Problem: Find every line in the records that holds the string "RENAULT". Copy each one.

Information provided:
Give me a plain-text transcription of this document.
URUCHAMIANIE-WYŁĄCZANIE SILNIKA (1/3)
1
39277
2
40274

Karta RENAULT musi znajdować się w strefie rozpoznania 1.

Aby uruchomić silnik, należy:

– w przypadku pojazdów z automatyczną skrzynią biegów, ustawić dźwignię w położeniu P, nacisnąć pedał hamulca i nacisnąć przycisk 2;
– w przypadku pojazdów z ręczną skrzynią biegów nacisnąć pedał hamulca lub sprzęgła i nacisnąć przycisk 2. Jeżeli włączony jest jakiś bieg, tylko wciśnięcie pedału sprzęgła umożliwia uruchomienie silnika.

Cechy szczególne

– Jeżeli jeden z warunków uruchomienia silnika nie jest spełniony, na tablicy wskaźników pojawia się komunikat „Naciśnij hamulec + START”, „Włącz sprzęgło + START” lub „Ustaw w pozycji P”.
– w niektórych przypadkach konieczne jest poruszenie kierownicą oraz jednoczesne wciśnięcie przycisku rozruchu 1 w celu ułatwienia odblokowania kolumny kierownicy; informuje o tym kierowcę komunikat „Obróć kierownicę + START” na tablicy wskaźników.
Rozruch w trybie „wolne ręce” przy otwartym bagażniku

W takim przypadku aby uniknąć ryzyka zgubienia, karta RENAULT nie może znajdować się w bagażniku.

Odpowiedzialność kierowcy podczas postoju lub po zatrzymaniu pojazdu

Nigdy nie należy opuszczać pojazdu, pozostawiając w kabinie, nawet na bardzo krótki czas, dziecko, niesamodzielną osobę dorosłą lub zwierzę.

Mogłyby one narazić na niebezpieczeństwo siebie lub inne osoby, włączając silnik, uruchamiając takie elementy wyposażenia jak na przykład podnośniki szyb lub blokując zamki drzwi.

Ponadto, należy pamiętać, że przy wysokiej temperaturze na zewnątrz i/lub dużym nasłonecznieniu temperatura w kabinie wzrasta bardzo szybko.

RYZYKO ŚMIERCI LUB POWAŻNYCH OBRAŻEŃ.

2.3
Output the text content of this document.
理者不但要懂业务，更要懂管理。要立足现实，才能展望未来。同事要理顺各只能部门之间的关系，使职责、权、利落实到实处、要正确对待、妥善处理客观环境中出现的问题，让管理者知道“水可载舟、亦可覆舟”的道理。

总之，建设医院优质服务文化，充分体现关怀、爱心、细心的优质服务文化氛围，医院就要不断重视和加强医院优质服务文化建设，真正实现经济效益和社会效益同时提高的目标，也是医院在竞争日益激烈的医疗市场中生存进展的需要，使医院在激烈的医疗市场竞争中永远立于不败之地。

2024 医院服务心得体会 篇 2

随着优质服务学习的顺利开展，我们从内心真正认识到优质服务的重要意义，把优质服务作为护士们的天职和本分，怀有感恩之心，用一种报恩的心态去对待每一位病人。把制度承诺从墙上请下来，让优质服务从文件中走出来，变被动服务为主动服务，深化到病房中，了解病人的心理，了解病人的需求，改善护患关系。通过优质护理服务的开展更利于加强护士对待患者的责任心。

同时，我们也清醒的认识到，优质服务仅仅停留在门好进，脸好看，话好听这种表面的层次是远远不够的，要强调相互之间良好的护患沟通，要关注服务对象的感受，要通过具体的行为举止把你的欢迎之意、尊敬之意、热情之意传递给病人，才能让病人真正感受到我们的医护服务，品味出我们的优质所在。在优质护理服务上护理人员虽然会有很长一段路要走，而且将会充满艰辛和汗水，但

Correct response:
Karta RENAULT musi znajdować się w strefie rozpoznania 1.
W takim przypadku aby uniknąć ryzyka zgubienia, karta RENAULT nie może znajdować się w bagażniku.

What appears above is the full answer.